Given task:
For each line that holds "page", copy the line out.

Input material:
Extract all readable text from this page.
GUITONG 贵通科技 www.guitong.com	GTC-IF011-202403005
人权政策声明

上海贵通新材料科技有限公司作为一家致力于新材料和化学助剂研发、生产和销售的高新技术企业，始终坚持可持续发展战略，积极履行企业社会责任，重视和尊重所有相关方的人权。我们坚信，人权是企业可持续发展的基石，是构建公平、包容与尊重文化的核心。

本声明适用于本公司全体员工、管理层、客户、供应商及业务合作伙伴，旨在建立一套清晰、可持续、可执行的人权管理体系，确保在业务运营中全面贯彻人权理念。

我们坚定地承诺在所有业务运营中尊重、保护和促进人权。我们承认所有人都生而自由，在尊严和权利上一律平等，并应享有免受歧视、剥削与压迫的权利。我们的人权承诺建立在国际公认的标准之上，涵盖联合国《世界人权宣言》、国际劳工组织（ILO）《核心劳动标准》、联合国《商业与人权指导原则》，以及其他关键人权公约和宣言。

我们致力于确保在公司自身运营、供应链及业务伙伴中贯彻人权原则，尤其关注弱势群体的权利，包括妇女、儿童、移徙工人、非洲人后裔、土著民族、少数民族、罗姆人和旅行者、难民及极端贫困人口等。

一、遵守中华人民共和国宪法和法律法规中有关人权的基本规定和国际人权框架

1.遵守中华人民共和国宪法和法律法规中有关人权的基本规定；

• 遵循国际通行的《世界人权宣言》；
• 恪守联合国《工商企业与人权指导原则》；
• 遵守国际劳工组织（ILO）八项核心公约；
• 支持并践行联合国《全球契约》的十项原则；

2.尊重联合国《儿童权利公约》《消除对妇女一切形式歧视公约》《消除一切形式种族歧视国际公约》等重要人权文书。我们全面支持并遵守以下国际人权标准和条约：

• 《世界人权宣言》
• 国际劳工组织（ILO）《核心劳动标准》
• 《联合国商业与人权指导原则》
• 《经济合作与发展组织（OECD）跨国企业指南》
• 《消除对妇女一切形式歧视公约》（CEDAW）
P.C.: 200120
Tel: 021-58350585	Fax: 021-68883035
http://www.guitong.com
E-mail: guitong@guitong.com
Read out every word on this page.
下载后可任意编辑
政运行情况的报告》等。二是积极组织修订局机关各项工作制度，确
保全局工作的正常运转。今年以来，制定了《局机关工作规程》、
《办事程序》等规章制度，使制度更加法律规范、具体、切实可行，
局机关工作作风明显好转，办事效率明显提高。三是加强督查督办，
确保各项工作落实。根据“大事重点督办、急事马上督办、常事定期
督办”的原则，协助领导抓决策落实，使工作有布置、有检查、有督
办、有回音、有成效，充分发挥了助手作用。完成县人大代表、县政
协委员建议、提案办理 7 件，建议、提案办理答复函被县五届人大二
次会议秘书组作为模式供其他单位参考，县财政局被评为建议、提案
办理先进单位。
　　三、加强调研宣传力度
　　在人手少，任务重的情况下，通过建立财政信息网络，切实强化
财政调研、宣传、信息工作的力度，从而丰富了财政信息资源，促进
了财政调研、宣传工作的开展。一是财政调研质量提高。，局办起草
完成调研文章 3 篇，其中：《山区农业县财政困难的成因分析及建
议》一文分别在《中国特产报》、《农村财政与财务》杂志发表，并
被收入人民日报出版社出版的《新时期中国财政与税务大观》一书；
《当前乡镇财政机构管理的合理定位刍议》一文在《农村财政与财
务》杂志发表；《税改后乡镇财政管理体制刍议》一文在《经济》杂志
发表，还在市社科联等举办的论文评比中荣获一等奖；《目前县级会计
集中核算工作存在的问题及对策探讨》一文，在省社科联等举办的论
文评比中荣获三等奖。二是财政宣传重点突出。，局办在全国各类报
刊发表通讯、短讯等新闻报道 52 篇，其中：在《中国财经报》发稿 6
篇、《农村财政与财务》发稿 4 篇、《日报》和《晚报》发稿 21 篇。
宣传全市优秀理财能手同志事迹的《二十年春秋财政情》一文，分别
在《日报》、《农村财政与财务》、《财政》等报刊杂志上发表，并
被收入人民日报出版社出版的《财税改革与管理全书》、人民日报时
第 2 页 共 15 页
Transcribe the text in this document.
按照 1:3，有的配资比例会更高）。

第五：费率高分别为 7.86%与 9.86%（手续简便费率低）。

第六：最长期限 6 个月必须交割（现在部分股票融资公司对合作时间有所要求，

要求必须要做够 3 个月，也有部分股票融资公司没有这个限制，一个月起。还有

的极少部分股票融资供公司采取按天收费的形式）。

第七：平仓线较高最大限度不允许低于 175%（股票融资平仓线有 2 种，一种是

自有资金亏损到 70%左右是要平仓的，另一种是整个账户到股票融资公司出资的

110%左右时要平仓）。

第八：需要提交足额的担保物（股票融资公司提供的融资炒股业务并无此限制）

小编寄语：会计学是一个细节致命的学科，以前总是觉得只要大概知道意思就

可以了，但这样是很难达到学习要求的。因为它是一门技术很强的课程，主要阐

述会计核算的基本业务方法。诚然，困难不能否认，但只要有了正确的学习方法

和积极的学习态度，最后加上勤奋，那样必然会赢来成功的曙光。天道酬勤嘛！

Finished task:
Extract all readable text from this page.
Read out every word on this page.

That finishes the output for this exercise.